------ Extract provided

Localizing MVC for ASP.NET views and master pages
Microsoft’s MVC for ASP.NET is still under serious development but at the moment support for localization is a little weak. Here’s one approach that works with the 04/16 source-drop.
LocalizingWebFormViewLocator class
This class helps by trying to identify language-specific versions of views, user controls and master-pages where they exist, falling back to the generic one where necessary.
public class LocalizingWebFormViewLocator : ViewLocator {
public LocalizingWebFormViewLocator() : base() {
ViewLocationFormats = new[] { "~/Views/{1}/{0}.{2}aspx", "~/Views/{1}/{0}.{2}ascx", "~/Views/Shared/{0}.{2}aspx", "~/Views/Shared/{0}.{2}ascx" };
MasterLocationFormats = new[] { "~/Views/{1}/{0}.{2}master", "~/Views/Shared/{0}.{2}master" };
}
protected override string GetPath(RequestContext requestContext, string[] locationFormats, string name) {
string foundView = FindViewLocation(locationFormats, requestContext, name, CultureInfo.CurrentUICulture.Name + ".");
if (String.IsNullOrEmpty(foundView))

------------

▶ _Exercises_:
a – What is the Spanish translation of this sentence from the post on localizing MVC views: "This class helps by trying to identify language-specific versions of views, user controls and master-pages where they exist, falling back to the generic one where necessary."?
b – How would you sum up the post on localizing MVC views in two sentences?

------ Given entries

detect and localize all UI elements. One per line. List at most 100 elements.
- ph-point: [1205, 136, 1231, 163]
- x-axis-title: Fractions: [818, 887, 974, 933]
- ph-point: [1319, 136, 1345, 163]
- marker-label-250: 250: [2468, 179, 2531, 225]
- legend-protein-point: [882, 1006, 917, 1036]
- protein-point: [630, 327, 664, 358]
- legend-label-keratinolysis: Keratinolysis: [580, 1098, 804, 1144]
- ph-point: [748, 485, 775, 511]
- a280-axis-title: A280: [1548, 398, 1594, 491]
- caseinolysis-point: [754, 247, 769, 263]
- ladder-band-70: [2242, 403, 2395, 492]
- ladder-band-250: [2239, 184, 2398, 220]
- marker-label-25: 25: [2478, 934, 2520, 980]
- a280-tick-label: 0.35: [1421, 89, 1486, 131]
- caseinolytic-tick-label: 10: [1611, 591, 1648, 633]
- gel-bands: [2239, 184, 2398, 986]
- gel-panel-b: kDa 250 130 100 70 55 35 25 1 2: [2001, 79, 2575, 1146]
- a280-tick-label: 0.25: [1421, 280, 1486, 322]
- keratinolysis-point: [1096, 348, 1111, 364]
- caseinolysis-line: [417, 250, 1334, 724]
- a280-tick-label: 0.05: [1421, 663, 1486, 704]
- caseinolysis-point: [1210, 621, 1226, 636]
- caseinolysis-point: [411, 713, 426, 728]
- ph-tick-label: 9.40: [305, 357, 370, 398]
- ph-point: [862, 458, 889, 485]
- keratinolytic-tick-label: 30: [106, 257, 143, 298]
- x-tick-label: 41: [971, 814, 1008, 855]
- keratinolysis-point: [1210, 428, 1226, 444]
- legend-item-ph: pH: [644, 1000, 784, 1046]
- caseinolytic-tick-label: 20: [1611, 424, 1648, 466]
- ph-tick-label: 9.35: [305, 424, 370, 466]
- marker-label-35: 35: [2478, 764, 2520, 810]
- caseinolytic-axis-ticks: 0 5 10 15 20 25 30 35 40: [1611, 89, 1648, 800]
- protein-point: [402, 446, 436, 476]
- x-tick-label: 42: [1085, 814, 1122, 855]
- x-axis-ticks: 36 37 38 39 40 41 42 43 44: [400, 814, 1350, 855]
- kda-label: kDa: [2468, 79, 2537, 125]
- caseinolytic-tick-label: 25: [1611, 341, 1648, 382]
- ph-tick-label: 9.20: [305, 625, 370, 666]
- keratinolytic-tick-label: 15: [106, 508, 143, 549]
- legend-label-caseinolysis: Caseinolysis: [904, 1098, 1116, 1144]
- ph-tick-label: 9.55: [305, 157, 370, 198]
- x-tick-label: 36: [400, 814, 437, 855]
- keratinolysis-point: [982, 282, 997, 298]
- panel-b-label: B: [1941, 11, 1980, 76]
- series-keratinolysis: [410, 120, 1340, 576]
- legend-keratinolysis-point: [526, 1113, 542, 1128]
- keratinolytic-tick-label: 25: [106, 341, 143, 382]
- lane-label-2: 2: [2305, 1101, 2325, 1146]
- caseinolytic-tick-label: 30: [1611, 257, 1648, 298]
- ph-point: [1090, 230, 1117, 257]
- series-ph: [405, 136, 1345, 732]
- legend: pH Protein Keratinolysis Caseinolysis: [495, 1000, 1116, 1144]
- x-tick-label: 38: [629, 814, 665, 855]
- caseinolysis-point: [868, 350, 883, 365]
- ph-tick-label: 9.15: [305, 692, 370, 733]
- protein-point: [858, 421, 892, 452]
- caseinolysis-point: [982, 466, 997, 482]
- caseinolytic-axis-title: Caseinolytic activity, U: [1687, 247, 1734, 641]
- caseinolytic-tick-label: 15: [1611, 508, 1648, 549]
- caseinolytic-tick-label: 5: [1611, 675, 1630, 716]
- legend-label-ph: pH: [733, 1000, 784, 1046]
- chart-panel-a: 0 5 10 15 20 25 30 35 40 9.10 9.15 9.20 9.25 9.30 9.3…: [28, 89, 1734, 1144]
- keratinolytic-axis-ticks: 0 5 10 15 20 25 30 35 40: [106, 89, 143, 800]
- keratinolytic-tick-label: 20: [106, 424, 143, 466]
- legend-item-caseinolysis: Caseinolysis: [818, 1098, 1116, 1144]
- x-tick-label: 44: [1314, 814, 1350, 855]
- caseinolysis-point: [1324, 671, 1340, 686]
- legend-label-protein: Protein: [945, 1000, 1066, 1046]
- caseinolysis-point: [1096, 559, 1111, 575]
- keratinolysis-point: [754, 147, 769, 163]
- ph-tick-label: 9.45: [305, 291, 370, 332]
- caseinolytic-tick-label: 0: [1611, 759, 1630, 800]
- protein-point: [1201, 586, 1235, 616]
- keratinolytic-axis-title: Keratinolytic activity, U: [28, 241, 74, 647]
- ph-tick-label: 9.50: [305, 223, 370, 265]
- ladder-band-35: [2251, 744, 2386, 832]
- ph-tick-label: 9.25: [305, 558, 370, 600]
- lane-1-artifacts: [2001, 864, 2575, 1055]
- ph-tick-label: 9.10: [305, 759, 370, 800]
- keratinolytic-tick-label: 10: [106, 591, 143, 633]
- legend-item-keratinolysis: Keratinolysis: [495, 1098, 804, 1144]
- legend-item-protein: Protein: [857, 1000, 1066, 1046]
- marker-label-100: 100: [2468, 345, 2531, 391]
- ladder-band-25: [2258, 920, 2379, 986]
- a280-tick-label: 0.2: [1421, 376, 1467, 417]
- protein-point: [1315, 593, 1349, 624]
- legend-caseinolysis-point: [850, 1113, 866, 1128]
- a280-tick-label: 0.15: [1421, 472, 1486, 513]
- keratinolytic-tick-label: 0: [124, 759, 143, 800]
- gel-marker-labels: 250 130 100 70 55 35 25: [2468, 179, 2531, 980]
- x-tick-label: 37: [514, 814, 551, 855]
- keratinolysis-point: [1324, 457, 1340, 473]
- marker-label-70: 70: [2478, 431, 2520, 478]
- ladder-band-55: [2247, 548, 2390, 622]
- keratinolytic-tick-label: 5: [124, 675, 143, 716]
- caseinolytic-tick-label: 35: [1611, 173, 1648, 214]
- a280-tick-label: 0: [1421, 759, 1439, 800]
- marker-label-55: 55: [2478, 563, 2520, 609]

------------

▶ _Exercise answers_:
a – Esta clase ayuda intentando identificar versiones específicas de idioma de las vistas, los controles de usuario y las páginas maestras donde existan, recurriendo a la versión genérica cuando sea necesario.

b – Microsoft's MVC for ASP.NET is still under serious development and its localization support is currently a little weak, but one approach works with the 04/16 source-drop. That approach uses a LocalizingWebFormViewLocator class, which tries to find language-specific versions of views, user controls and master pages where they exist and falls back to the generic one where necessary.